Recorded data:
####################

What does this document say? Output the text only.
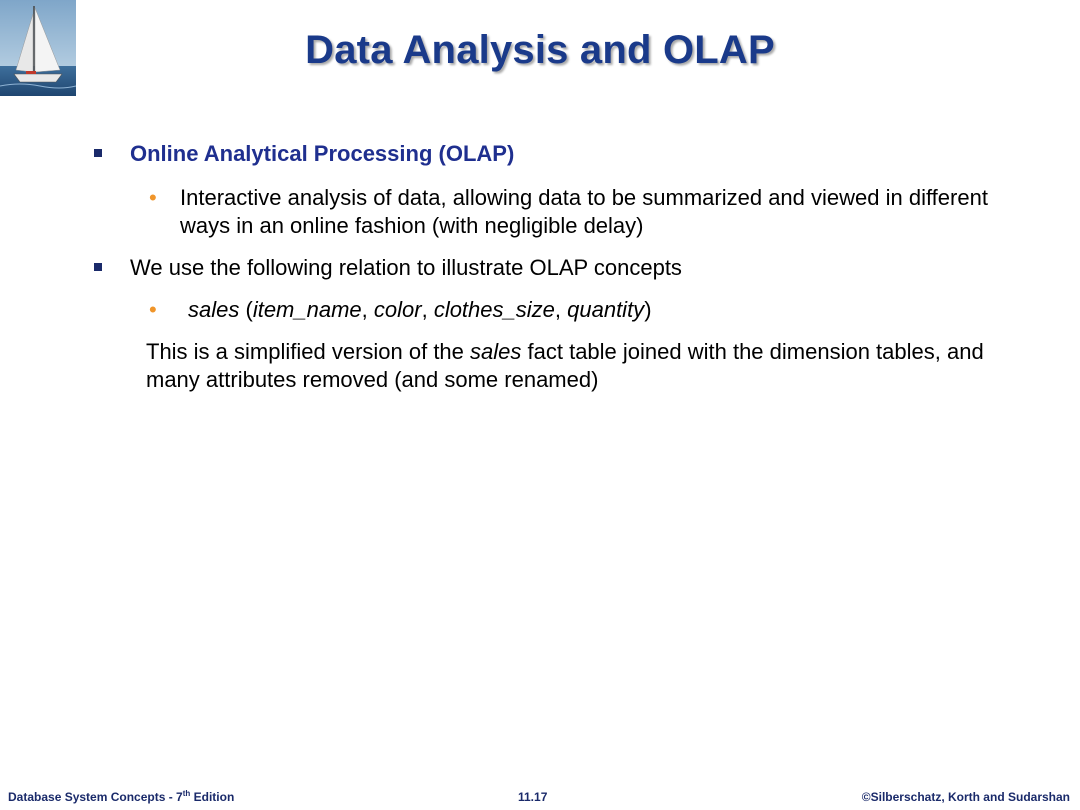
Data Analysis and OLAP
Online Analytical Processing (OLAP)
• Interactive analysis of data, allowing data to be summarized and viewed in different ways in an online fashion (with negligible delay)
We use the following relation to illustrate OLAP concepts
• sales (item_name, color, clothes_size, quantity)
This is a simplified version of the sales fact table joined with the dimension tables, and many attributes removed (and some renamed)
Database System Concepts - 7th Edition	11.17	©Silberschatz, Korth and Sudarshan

####################

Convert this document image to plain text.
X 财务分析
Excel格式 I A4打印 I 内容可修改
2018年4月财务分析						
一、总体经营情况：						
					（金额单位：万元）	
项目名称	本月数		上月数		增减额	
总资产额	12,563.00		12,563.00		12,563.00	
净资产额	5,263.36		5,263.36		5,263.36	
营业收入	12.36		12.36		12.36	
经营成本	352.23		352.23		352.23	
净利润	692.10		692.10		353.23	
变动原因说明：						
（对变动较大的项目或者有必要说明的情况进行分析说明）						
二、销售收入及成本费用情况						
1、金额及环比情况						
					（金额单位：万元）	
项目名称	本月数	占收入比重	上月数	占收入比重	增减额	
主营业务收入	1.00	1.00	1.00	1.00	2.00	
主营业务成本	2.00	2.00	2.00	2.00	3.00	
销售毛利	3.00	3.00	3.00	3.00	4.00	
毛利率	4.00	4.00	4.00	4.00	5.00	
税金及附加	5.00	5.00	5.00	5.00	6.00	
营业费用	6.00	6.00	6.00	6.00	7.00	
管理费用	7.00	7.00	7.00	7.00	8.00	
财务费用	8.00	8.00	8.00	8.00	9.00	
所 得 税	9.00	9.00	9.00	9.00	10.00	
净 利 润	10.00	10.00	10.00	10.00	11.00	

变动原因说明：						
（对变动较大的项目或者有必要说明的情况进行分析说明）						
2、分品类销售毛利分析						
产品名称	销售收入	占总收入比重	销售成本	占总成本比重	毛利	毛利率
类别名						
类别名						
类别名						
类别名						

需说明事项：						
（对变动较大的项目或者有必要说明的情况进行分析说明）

####################

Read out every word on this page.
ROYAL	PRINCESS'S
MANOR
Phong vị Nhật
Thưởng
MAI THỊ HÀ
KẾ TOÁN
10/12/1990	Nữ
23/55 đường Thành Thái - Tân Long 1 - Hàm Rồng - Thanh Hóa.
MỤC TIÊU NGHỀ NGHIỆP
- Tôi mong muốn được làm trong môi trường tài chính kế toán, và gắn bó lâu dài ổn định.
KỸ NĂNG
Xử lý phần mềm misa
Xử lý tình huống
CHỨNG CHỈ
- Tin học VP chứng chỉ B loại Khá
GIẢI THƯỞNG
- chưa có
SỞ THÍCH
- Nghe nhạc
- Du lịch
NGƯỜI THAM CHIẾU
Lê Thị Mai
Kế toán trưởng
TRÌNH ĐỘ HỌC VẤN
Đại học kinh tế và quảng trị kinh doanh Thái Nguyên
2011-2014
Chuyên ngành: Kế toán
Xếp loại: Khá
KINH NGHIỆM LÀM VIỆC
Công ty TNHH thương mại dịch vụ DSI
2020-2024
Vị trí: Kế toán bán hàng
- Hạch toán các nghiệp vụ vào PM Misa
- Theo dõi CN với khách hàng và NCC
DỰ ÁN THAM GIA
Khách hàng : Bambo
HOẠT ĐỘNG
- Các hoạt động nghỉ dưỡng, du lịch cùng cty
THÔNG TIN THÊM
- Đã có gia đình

####################

In the material above, find each line that contains the word "OLAP", and select it.

Data Analysis and OLAP
Online Analytical Processing (OLAP)
We use the following relation to illustrate OLAP concepts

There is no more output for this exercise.